╭─ Reading text

Original post date: April 09, 2013
Article by: Anonymous

Path dependence: The tendency of a past or traditional practice or preference to continue even if better alternatives are available.          

Mortimer L. Downey has worked in New York’s Metropolitan Transit Authority (MTA) and the Washington Metropolitan Area Transit Authority (MATA), and was one of several presenters at a May 2012 symposium at Florida State University on market-oriented transit reform. At the forum, he suggested that managers think of transit services as having two customers: the users who pay a fare, and the government which expresses its preferences through the political system. Transit was once a private sector service but did not have a sustainable business model; ridership eroded through the rise of automobiles and suburbanization, and government intervened to ensure its continuation. Due to its near extinction, the transit industry does not embrace the risk inherent change and prefers the status quo.

The transit system is both labor intensive and capital intensive, Downey noted. It has to deal with several factors: its labor practices, its definition of services, its choice of markets, its choice of equipment, its investment decisions, and the way the system perceives its relationship to customers. In transit systems, employees are represented by unions, and change will only come about if labor leaders and transit managers can work out solutions to their mutual benefits. Old work rules tend to stay in place unless a strong incentive exists to remove them. Usually, changes in work rules come from a new bargaining framework that shows those changes to be the only way to provide a reasonable wage settlement. Expensive benefits are hard to take away from current and former employees, but redefining benefit packages for new employees is possible.

Given the public sector nature of transit services, the system typically operates within a no-strike framework. However, this is not always the case. Transit workers can strike in certain cities, even when they are public employees and certainly when they are employees of a private company.

The outcomes of third party arbitration are often disappointing, said Downey, and result in both sides of labor disputes having less incentive to seek “win-win” solutions when both sides know what is likely to be the outcome. However, one of the areas where management and labor interests do coincide is safety.

In publicly operated systems, elected officials are more often motivated to sustain the status quo rather than to take the opportunity to make systems more efficient or effective. For instance, elected officials in Washington allowed metro fares to rise without altering services, in a recent cycle of fare and service changes.  Services should be reformed from time to time, even if it is only to reallocate resources to areas where they will be more effectively applied.

╰─
╭─ Material

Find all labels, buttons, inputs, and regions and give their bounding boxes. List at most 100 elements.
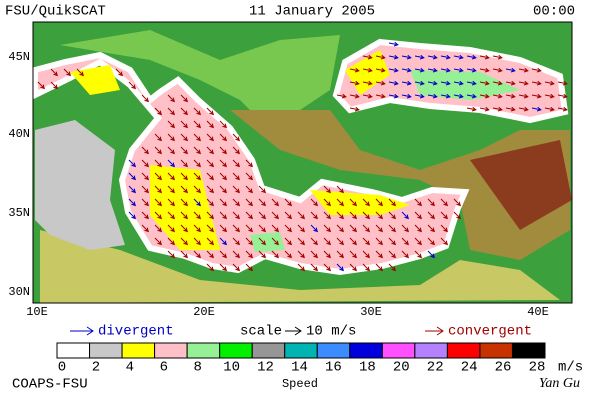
wind-arrow [245, 263, 253, 272]
wind-arrow [375, 211, 383, 220]
wind-arrow [401, 80, 412, 86]
wind-arrow [466, 80, 477, 86]
wind-arrow [219, 263, 227, 272]
wind-arrow [206, 250, 214, 259]
map-frame [32, 21, 573, 304]
wind-arrow [206, 198, 214, 207]
wind-arrow [505, 106, 516, 112]
lat-label: 30N [8, 285, 30, 299]
wind-arrow [245, 237, 253, 246]
wind-arrow [401, 93, 412, 99]
wind-arrow [492, 54, 503, 60]
wind-arrow [141, 224, 149, 233]
lat-label: 35N [8, 206, 30, 220]
wind-arrow [154, 133, 162, 142]
colorbar-tick-label: 20 [393, 360, 410, 376]
wind-arrow [323, 185, 331, 194]
wind-arrow [128, 81, 136, 90]
wind-arrow [310, 250, 318, 259]
colorbar-label: Speed [282, 377, 318, 391]
wind-arrow [193, 198, 201, 207]
wind-arrow [388, 263, 396, 272]
land-mountain [470, 140, 572, 230]
colorbar-cell [89, 342, 123, 359]
wind-arrow [544, 80, 555, 86]
colorbar-tick-label: 22 [427, 360, 444, 376]
wind-arrow [336, 185, 344, 194]
wind-arrow [50, 81, 58, 90]
colorbar-tick-label: 6 [160, 360, 168, 376]
wind-arrow [258, 250, 266, 259]
wind-arrow [167, 198, 175, 207]
wind-arrow [141, 172, 149, 181]
wind-arrow [440, 80, 451, 86]
wind-arrow [154, 159, 162, 168]
wind-arrow [193, 211, 201, 220]
wind-arrow [531, 80, 542, 86]
wind-arrow [297, 237, 305, 246]
wind-arrow [388, 250, 396, 259]
wind-arrow [141, 94, 149, 103]
lon-label: 10E [26, 305, 48, 319]
wind-arrow [180, 198, 188, 207]
wind-arrow [245, 224, 253, 233]
wind-arrow [375, 93, 386, 99]
wind-arrow [323, 250, 331, 259]
wind-arrow [375, 80, 386, 86]
wind-arrow [388, 67, 399, 73]
wind-arrow [167, 172, 175, 181]
wind-arrow [154, 172, 162, 181]
wind-arrow [297, 263, 305, 272]
wind-arrow [375, 198, 383, 207]
colorbar-cell [154, 342, 188, 359]
sea-moderate [310, 190, 410, 215]
wind-arrow [349, 263, 357, 272]
wind-arrow [206, 237, 214, 246]
legend-divergent: divergent [98, 324, 174, 340]
wind-arrow [271, 198, 279, 207]
wind-arrow [414, 250, 422, 259]
wind-arrow [180, 133, 188, 142]
wind-arrow [362, 93, 373, 99]
wind-arrow [232, 211, 240, 220]
colorbar-tick-label: 12 [257, 360, 274, 376]
wind-arrow [349, 80, 360, 86]
wind-arrow [245, 250, 253, 259]
wind-arrow [427, 198, 435, 207]
wind-arrow [219, 159, 227, 168]
wind-arrow [349, 211, 357, 220]
wind-arrow [258, 185, 266, 194]
wind-arrow [284, 211, 292, 220]
wind-arrow [154, 211, 162, 220]
wind-arrow [440, 237, 448, 246]
wind-arrow [167, 237, 175, 246]
wind-arrow [167, 185, 175, 194]
wind-arrow [206, 211, 214, 220]
wind-arrow [245, 172, 253, 181]
wind-arrow [505, 80, 516, 86]
wind-arrow [232, 263, 240, 272]
wind-arrow [531, 67, 542, 73]
wind-arrow [427, 93, 438, 99]
wind-arrow [505, 93, 516, 99]
wind-arrow [193, 159, 201, 168]
wind-arrow [258, 237, 266, 246]
wind-arrow [336, 211, 344, 220]
wind-arrow [557, 93, 568, 99]
wind-arrow [336, 263, 344, 272]
colorbar-tick-label: 28 [529, 360, 546, 376]
colorbar-tick-label: 16 [325, 360, 342, 376]
wind-arrow [219, 237, 227, 246]
wind-arrow [336, 250, 344, 259]
colorbar-cell [349, 342, 383, 359]
wind-arrow [297, 250, 305, 259]
wind-arrow [323, 198, 331, 207]
wind-arrow [206, 172, 214, 181]
wind-arrow [193, 107, 201, 116]
wind-arrow [154, 224, 162, 233]
wind-arrow [180, 224, 188, 233]
wind-arrow [453, 198, 461, 207]
wind-arrow [349, 224, 357, 233]
wind-arrow [128, 159, 136, 168]
wind-arrow [154, 185, 162, 194]
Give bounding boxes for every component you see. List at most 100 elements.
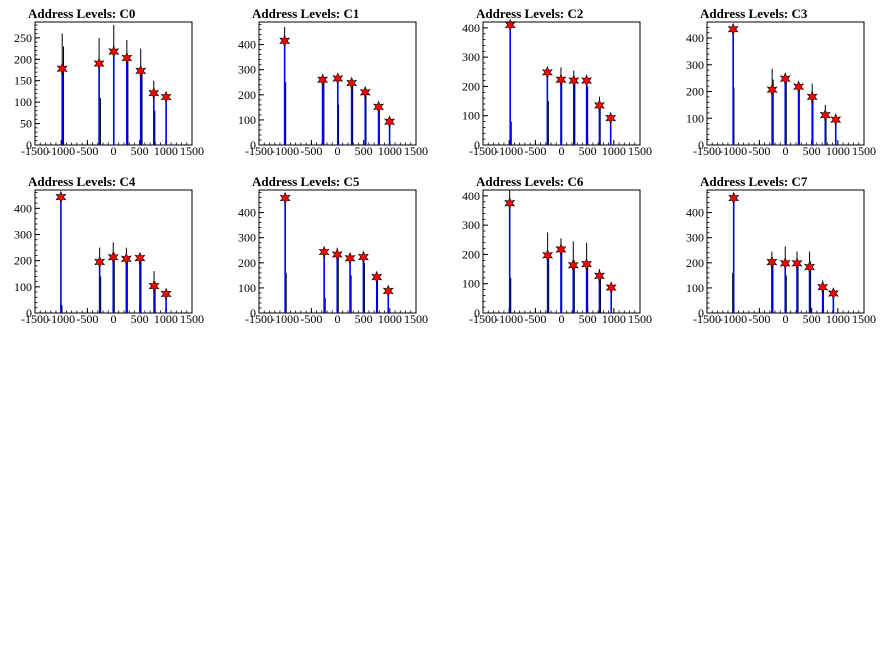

╰─

Set task: From the article on transit reform, extract the passage between "Original post date: April" and "alternatives are available.", inclusive.

Exercise answer:
Original post date: April 09, 2013
Article by: Anonymous

Path dependence: The tendency of a past or traditional practice or preference to continue even if better alternatives are available.